### [PROBLEM TO WORK ON]
Without the pictures, set down every line of the data exactly.

### [ENTRIES SHOWN]

<<<<

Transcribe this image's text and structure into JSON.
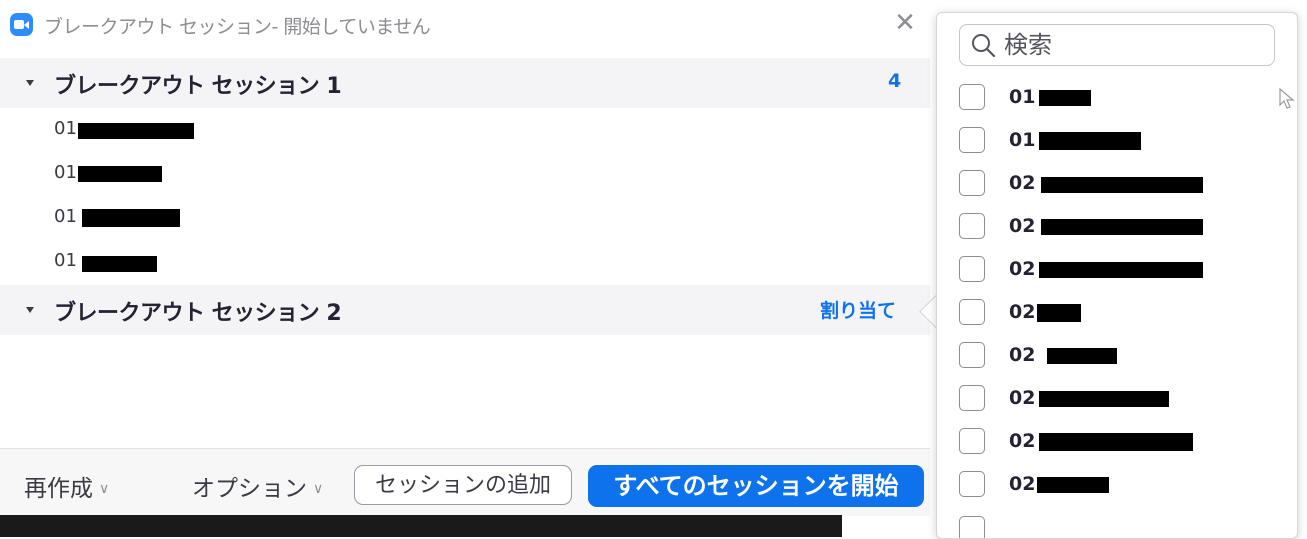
{
  "window": {
    "title": "ブレークアウト セッション- 開始していません",
    "close_label": "✕"
  },
  "sessions": [
    {
      "name": "ブレークアウト セッション 1",
      "count": "4",
      "members": [
        "01",
        "01",
        "01",
        "01"
      ]
    },
    {
      "name": "ブレークアウト セッション 2",
      "assign_label": "割り当て"
    }
  ],
  "footer": {
    "recreate_label": "再作成",
    "options_label": "オプション",
    "add_session_label": "セッションの追加",
    "start_all_label": "すべてのセッションを開始"
  },
  "assign_popup": {
    "search_placeholder": "検索",
    "participants": [
      {
        "prefix": "01",
        "checked": false
      },
      {
        "prefix": "01",
        "checked": false
      },
      {
        "prefix": "02",
        "checked": false
      },
      {
        "prefix": "02",
        "checked": false
      },
      {
        "prefix": "02",
        "checked": false
      },
      {
        "prefix": "02",
        "checked": false
      },
      {
        "prefix": "02",
        "checked": false
      },
      {
        "prefix": "02",
        "checked": false
      },
      {
        "prefix": "02",
        "checked": false
      },
      {
        "prefix": "02",
        "checked": false
      }
    ]
  },
  "colors": {
    "accent": "#0e72ed",
    "header_bg": "#f4f4f6",
    "redaction": "#000000"
  }
}
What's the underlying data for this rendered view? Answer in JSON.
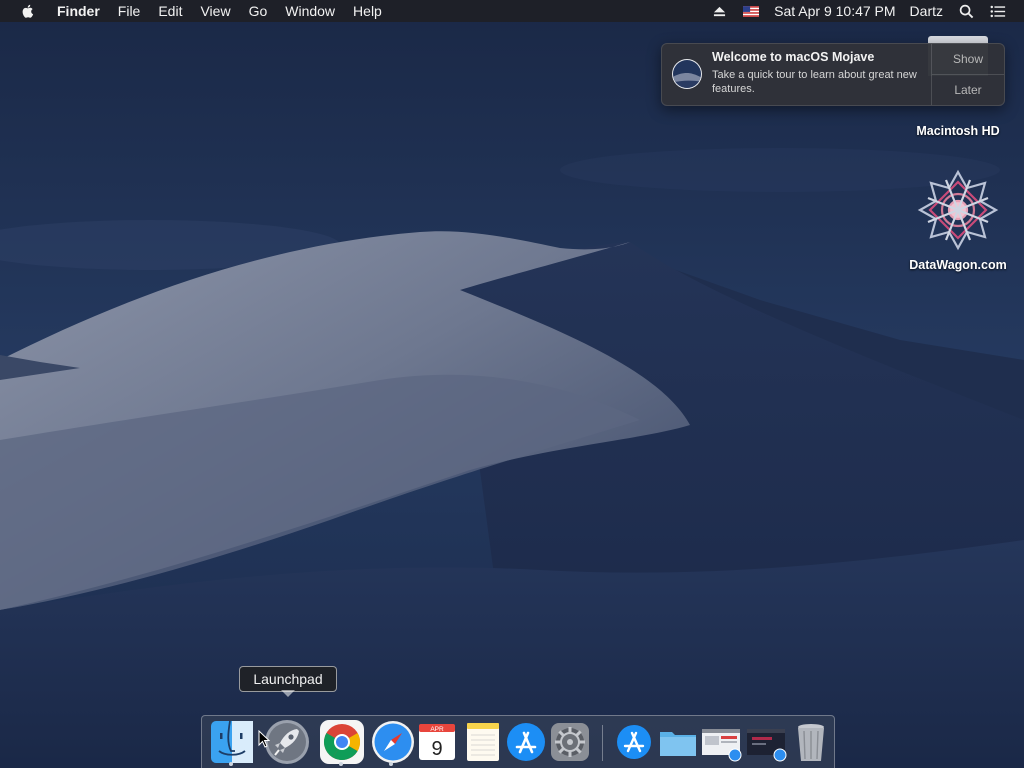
{
  "menubar": {
    "app_name": "Finder",
    "menus": [
      "File",
      "Edit",
      "View",
      "Go",
      "Window",
      "Help"
    ],
    "clock": "Sat Apr 9  10:47 PM",
    "user": "Dartz"
  },
  "notification": {
    "title": "Welcome to macOS Mojave",
    "body": "Take a quick tour to learn about great new features.",
    "show_label": "Show",
    "later_label": "Later"
  },
  "desktop_icons": {
    "hd_label": "Macintosh HD",
    "datawagon_label": "DataWagon.com"
  },
  "tooltip": {
    "text": "Launchpad"
  },
  "dock": {
    "calendar_month": "APR",
    "calendar_day": "9"
  }
}
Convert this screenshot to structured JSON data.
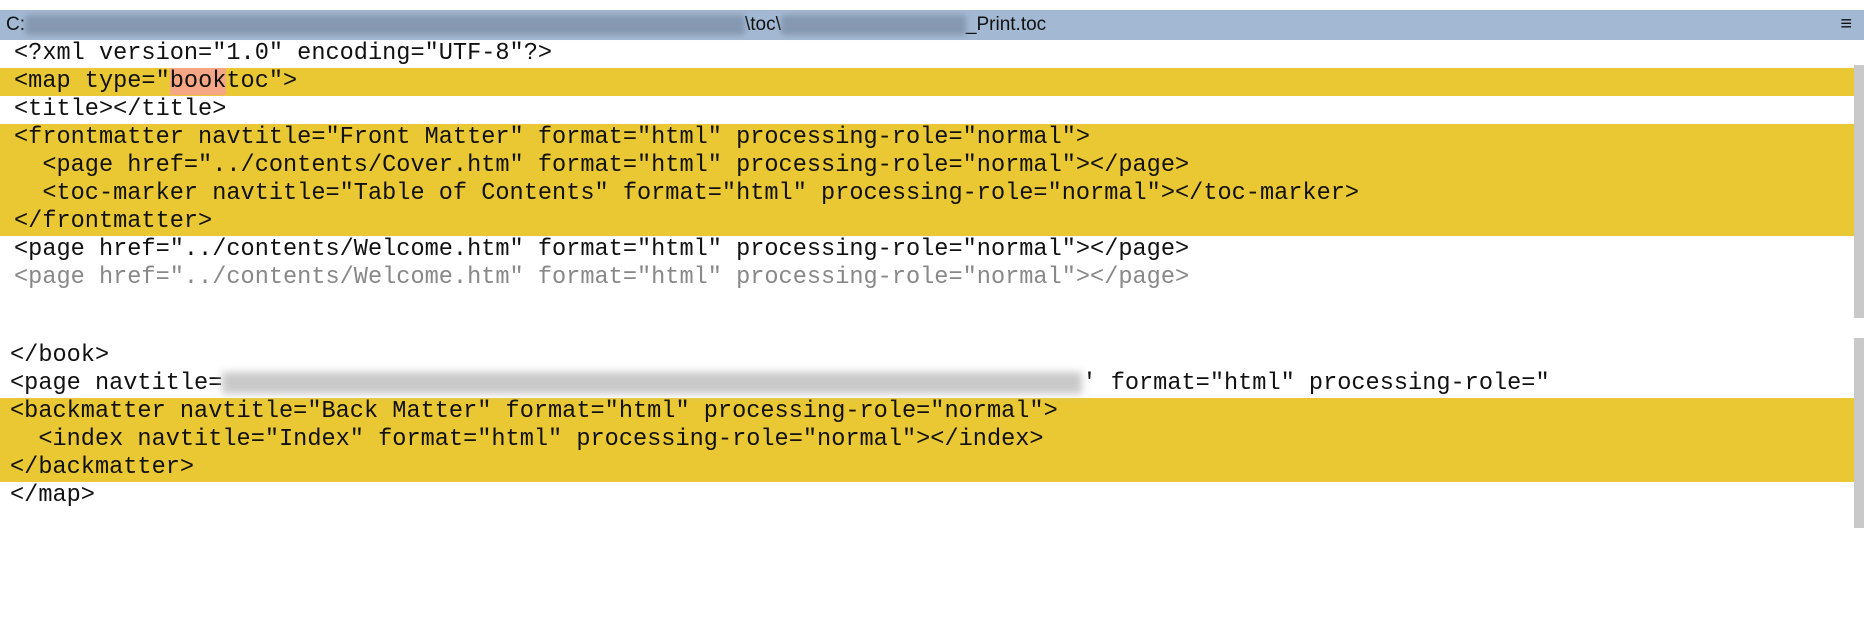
{
  "title": {
    "prefix": "C:",
    "middle": "\\toc\\",
    "suffix": "_Print.toc",
    "menu_icon": "≡"
  },
  "top_lines": [
    "<?xml version=\"1.0\" encoding=\"UTF-8\"?>",
    "<map type=\"",
    "book",
    "toc\">",
    "<title></title>",
    "<frontmatter navtitle=\"Front Matter\" format=\"html\" processing-role=\"normal\">",
    "  <page href=\"../contents/Cover.htm\" format=\"html\" processing-role=\"normal\"></page>",
    "  <toc-marker navtitle=\"Table of Contents\" format=\"html\" processing-role=\"normal\"></toc-marker>",
    "</frontmatter>",
    "<page href=\"../contents/Welcome.htm\" format=\"html\" processing-role=\"normal\"></page>"
  ],
  "bottom_lines": [
    "</book>",
    "<page navtitle=",
    "' format=\"html\" processing-role=\"",
    "<backmatter navtitle=\"Back Matter\" format=\"html\" processing-role=\"normal\">",
    "  <index navtitle=\"Index\" format=\"html\" processing-role=\"normal\"></index>",
    "</backmatter>",
    "</map>"
  ]
}
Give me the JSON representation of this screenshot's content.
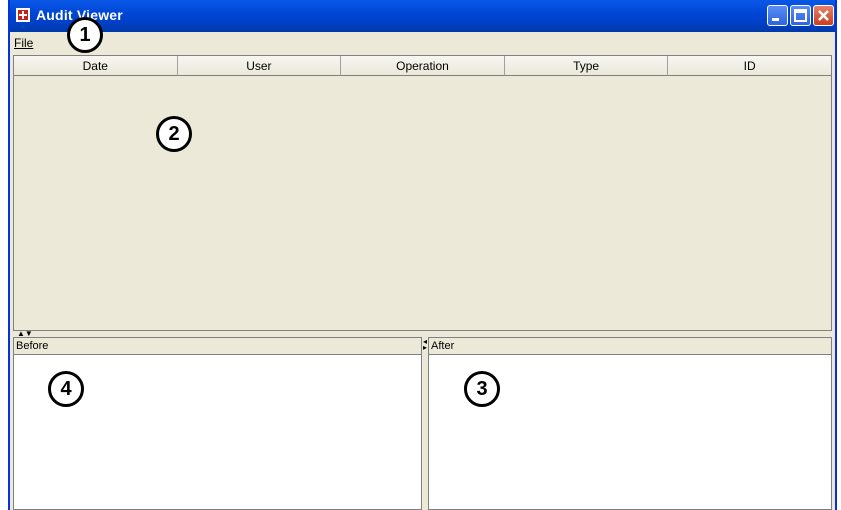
{
  "window": {
    "title": "Audit Viewer"
  },
  "menu": {
    "items": [
      {
        "label": "File"
      }
    ]
  },
  "table": {
    "columns": [
      "Date",
      "User",
      "Operation",
      "Type",
      "ID"
    ]
  },
  "panels": {
    "before": "Before",
    "after": "After"
  },
  "annotations": [
    "1",
    "2",
    "3",
    "4"
  ]
}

>>>>

### [WRITTEN SOLUTION]
Transcribe this image's text and structure into JSON.
{
  "window": {
    "title": "ブレークアウト セッション- 開始していません",
    "close_label": "✕"
  },
  "sessions": [
    {
      "name": "ブレークアウト セッション 1",
      "count": "4",
      "members": [
        "01",
        "01",
        "01",
        "01"
      ]
    },
    {
      "name": "ブレークアウト セッション 2",
      "assign_label": "割り当て"
    }
  ],
  "footer": {
    "recreate_label": "再作成",
    "options_label": "オプション",
    "add_session_label": "セッションの追加",
    "start_all_label": "すべてのセッションを開始"
  },
  "assign_popup": {
    "search_placeholder": "検索",
    "participants": [
      {
        "prefix": "01",
        "checked": false
      },
      {
        "prefix": "01",
        "checked": false
      },
      {
        "prefix": "02",
        "checked": false
      },
      {
        "prefix": "02",
        "checked": false
      },
      {
        "prefix": "02",
        "checked": false
      },
      {
        "prefix": "02",
        "checked": false
      },
      {
        "prefix": "02",
        "checked": false
      },
      {
        "prefix": "02",
        "checked": false
      },
      {
        "prefix": "02",
        "checked": false
      },
      {
        "prefix": "02",
        "checked": false
      }
    ]
  },
  "colors": {
    "accent": "#0e72ed",
    "header_bg": "#f4f4f6",
    "redaction": "#000000"
  }
}
What's the underlying data for this rendered view? Answer in JSON.
{
  "menubar": {
    "app_name": "Finder",
    "menus": [
      "File",
      "Edit",
      "View",
      "Go",
      "Window",
      "Help"
    ],
    "clock": "Sat Apr 9  10:47 PM",
    "user": "Dartz"
  },
  "notification": {
    "title": "Welcome to macOS Mojave",
    "body": "Take a quick tour to learn about great new features.",
    "show_label": "Show",
    "later_label": "Later"
  },
  "desktop_icons": {
    "hd_label": "Macintosh HD",
    "datawagon_label": "DataWagon.com"
  },
  "tooltip": {
    "text": "Launchpad"
  },
  "dock": {
    "calendar_month": "APR",
    "calendar_day": "9"
  }
}
Convert this screenshot to structured JSON data.
{
  "title": {
    "prefix": "C:",
    "middle": "\\toc\\",
    "suffix": "_Print.toc",
    "menu_icon": "≡"
  },
  "top_lines": [
    "<?xml version=\"1.0\" encoding=\"UTF-8\"?>",
    "<map type=\"",
    "book",
    "toc\">",
    "<title></title>",
    "<frontmatter navtitle=\"Front Matter\" format=\"html\" processing-role=\"normal\">",
    "  <page href=\"../contents/Cover.htm\" format=\"html\" processing-role=\"normal\"></page>",
    "  <toc-marker navtitle=\"Table of Contents\" format=\"html\" processing-role=\"normal\"></toc-marker>",
    "</frontmatter>",
    "<page href=\"../contents/Welcome.htm\" format=\"html\" processing-role=\"normal\"></page>"
  ],
  "bottom_lines": [
    "</book>",
    "<page navtitle=",
    "' format=\"html\" processing-role=\"",
    "<backmatter navtitle=\"Back Matter\" format=\"html\" processing-role=\"normal\">",
    "  <index navtitle=\"Index\" format=\"html\" processing-role=\"normal\"></index>",
    "</backmatter>",
    "</map>"
  ]
}
Give me the JSON representation of this screenshot's content.
{
  "window": {
    "title": "Audit Viewer"
  },
  "menu": {
    "items": [
      {
        "label": "File"
      }
    ]
  },
  "table": {
    "columns": [
      "Date",
      "User",
      "Operation",
      "Type",
      "ID"
    ]
  },
  "panels": {
    "before": "Before",
    "after": "After"
  },
  "annotations": [
    "1",
    "2",
    "3",
    "4"
  ]
}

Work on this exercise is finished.